• Stored data:
— START —

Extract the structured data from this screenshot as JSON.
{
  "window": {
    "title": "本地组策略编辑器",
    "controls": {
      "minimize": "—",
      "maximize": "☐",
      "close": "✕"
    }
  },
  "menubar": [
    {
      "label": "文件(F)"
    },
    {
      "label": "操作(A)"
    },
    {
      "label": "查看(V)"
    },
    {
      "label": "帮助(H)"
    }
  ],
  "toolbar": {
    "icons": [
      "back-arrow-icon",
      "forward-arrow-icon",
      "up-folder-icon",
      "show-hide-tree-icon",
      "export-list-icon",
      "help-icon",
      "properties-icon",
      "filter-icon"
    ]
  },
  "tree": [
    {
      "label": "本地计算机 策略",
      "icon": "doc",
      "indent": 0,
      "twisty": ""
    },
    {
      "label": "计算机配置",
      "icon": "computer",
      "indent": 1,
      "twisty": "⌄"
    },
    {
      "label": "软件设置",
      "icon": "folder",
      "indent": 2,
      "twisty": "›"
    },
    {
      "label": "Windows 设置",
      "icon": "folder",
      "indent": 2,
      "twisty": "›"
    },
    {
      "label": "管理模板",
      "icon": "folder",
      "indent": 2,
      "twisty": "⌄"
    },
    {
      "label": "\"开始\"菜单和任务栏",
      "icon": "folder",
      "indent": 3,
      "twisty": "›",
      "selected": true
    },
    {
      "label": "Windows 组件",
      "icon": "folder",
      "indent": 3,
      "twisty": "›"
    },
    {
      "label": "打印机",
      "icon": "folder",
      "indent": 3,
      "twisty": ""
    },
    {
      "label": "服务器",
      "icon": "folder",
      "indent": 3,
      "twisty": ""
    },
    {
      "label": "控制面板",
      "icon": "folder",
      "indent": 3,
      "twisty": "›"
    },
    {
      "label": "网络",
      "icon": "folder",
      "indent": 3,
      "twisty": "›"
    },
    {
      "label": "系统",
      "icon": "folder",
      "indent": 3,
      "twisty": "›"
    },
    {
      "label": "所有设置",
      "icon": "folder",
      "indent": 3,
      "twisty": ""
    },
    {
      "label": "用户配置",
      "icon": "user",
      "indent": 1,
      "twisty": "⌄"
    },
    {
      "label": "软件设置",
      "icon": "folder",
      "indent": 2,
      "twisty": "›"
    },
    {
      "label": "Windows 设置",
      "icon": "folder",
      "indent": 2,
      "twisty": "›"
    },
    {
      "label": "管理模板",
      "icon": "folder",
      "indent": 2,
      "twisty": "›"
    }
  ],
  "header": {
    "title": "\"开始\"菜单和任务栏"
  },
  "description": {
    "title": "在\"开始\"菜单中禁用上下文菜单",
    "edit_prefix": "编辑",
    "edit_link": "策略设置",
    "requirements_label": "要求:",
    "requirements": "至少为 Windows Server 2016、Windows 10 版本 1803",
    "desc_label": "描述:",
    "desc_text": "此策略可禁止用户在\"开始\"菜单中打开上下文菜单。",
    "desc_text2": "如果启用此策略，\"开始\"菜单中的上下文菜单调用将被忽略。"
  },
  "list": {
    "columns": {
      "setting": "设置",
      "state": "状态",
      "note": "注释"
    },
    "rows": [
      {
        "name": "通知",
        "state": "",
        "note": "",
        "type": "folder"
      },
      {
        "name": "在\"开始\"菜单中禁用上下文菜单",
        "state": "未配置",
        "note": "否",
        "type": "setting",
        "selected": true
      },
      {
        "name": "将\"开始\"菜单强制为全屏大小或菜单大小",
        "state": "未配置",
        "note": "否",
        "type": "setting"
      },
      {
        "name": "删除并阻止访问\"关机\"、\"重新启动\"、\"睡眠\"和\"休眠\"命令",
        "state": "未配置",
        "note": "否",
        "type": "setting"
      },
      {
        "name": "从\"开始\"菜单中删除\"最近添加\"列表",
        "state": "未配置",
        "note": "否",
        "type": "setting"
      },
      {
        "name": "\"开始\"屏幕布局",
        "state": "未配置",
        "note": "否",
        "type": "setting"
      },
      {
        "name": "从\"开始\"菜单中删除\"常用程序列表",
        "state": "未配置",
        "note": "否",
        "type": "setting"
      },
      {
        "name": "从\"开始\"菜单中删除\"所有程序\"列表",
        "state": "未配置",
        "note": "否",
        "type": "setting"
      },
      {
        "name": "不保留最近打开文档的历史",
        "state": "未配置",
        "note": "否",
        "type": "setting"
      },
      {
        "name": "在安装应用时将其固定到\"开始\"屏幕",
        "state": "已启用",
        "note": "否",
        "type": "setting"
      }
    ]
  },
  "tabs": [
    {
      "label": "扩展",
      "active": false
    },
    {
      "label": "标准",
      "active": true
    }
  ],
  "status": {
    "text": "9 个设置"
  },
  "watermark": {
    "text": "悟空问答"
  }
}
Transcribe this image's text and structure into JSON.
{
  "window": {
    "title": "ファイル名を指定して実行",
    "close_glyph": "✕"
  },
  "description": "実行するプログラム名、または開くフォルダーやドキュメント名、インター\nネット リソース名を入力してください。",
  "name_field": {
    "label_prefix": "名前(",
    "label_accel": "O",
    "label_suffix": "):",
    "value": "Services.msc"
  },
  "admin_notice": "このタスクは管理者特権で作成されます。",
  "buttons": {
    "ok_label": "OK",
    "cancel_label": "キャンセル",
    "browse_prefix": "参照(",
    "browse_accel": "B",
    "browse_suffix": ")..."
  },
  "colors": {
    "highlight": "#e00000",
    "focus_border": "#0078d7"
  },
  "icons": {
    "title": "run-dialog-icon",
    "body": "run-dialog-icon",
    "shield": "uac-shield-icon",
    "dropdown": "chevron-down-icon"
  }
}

— END —

• GIVEN TASK:
Output an exact copy of each record.

• ANSWER TO THIS PROBLEM:
Extract the structured data from this screenshot as JSON.
{
  "window": {
    "title": "本地组策略编辑器",
    "controls": {
      "minimize": "—",
      "maximize": "☐",
      "close": "✕"
    }
  },
  "menubar": [
    {
      "label": "文件(F)"
    },
    {
      "label": "操作(A)"
    },
    {
      "label": "查看(V)"
    },
    {
      "label": "帮助(H)"
    }
  ],
  "toolbar": {
    "icons": [
      "back-arrow-icon",
      "forward-arrow-icon",
      "up-folder-icon",
      "show-hide-tree-icon",
      "export-list-icon",
      "help-icon",
      "properties-icon",
      "filter-icon"
    ]
  },
  "tree": [
    {
      "label": "本地计算机 策略",
      "icon": "doc",
      "indent": 0,
      "twisty": ""
    },
    {
      "label": "计算机配置",
      "icon": "computer",
      "indent": 1,
      "twisty": "⌄"
    },
    {
      "label": "软件设置",
      "icon": "folder",
      "indent": 2,
      "twisty": "›"
    },
    {
      "label": "Windows 设置",
      "icon": "folder",
      "indent": 2,
      "twisty": "›"
    },
    {
      "label": "管理模板",
      "icon": "folder",
      "indent": 2,
      "twisty": "⌄"
    },
    {
      "label": "\"开始\"菜单和任务栏",
      "icon": "folder",
      "indent": 3,
      "twisty": "›",
      "selected": true
    },
    {
      "label": "Windows 组件",
      "icon": "folder",
      "indent": 3,
      "twisty": "›"
    },
    {
      "label": "打印机",
      "icon": "folder",
      "indent": 3,
      "twisty": ""
    },
    {
      "label": "服务器",
      "icon": "folder",
      "indent": 3,
      "twisty": ""
    },
    {
      "label": "控制面板",
      "icon": "folder",
      "indent": 3,
      "twisty": "›"
    },
    {
      "label": "网络",
      "icon": "folder",
      "indent": 3,
      "twisty": "›"
    },
    {
      "label": "系统",
      "icon": "folder",
      "indent": 3,
      "twisty": "›"
    },
    {
      "label": "所有设置",
      "icon": "folder",
      "indent": 3,
      "twisty": ""
    },
    {
      "label": "用户配置",
      "icon": "user",
      "indent": 1,
      "twisty": "⌄"
    },
    {
      "label": "软件设置",
      "icon": "folder",
      "indent": 2,
      "twisty": "›"
    },
    {
      "label": "Windows 设置",
      "icon": "folder",
      "indent": 2,
      "twisty": "›"
    },
    {
      "label": "管理模板",
      "icon": "folder",
      "indent": 2,
      "twisty": "›"
    }
  ],
  "header": {
    "title": "\"开始\"菜单和任务栏"
  },
  "description": {
    "title": "在\"开始\"菜单中禁用上下文菜单",
    "edit_prefix": "编辑",
    "edit_link": "策略设置",
    "requirements_label": "要求:",
    "requirements": "至少为 Windows Server 2016、Windows 10 版本 1803",
    "desc_label": "描述:",
    "desc_text": "此策略可禁止用户在\"开始\"菜单中打开上下文菜单。",
    "desc_text2": "如果启用此策略，\"开始\"菜单中的上下文菜单调用将被忽略。"
  },
  "list": {
    "columns": {
      "setting": "设置",
      "state": "状态",
      "note": "注释"
    },
    "rows": [
      {
        "name": "通知",
        "state": "",
        "note": "",
        "type": "folder"
      },
      {
        "name": "在\"开始\"菜单中禁用上下文菜单",
        "state": "未配置",
        "note": "否",
        "type": "setting",
        "selected": true
      },
      {
        "name": "将\"开始\"菜单强制为全屏大小或菜单大小",
        "state": "未配置",
        "note": "否",
        "type": "setting"
      },
      {
        "name": "删除并阻止访问\"关机\"、\"重新启动\"、\"睡眠\"和\"休眠\"命令",
        "state": "未配置",
        "note": "否",
        "type": "setting"
      },
      {
        "name": "从\"开始\"菜单中删除\"最近添加\"列表",
        "state": "未配置",
        "note": "否",
        "type": "setting"
      },
      {
        "name": "\"开始\"屏幕布局",
        "state": "未配置",
        "note": "否",
        "type": "setting"
      },
      {
        "name": "从\"开始\"菜单中删除\"常用程序列表",
        "state": "未配置",
        "note": "否",
        "type": "setting"
      },
      {
        "name": "从\"开始\"菜单中删除\"所有程序\"列表",
        "state": "未配置",
        "note": "否",
        "type": "setting"
      },
      {
        "name": "不保留最近打开文档的历史",
        "state": "未配置",
        "note": "否",
        "type": "setting"
      },
      {
        "name": "在安装应用时将其固定到\"开始\"屏幕",
        "state": "已启用",
        "note": "否",
        "type": "setting"
      }
    ]
  },
  "tabs": [
    {
      "label": "扩展",
      "active": false
    },
    {
      "label": "标准",
      "active": true
    }
  ],
  "status": {
    "text": "9 个设置"
  },
  "watermark": {
    "text": "悟空问答"
  }
}
Transcribe this image's text and structure into JSON.
{
  "window": {
    "title": "ファイル名を指定して実行",
    "close_glyph": "✕"
  },
  "description": "実行するプログラム名、または開くフォルダーやドキュメント名、インター\nネット リソース名を入力してください。",
  "name_field": {
    "label_prefix": "名前(",
    "label_accel": "O",
    "label_suffix": "):",
    "value": "Services.msc"
  },
  "admin_notice": "このタスクは管理者特権で作成されます。",
  "buttons": {
    "ok_label": "OK",
    "cancel_label": "キャンセル",
    "browse_prefix": "参照(",
    "browse_accel": "B",
    "browse_suffix": ")..."
  },
  "colors": {
    "highlight": "#e00000",
    "focus_border": "#0078d7"
  },
  "icons": {
    "title": "run-dialog-icon",
    "body": "run-dialog-icon",
    "shield": "uac-shield-icon",
    "dropdown": "chevron-down-icon"
  }
}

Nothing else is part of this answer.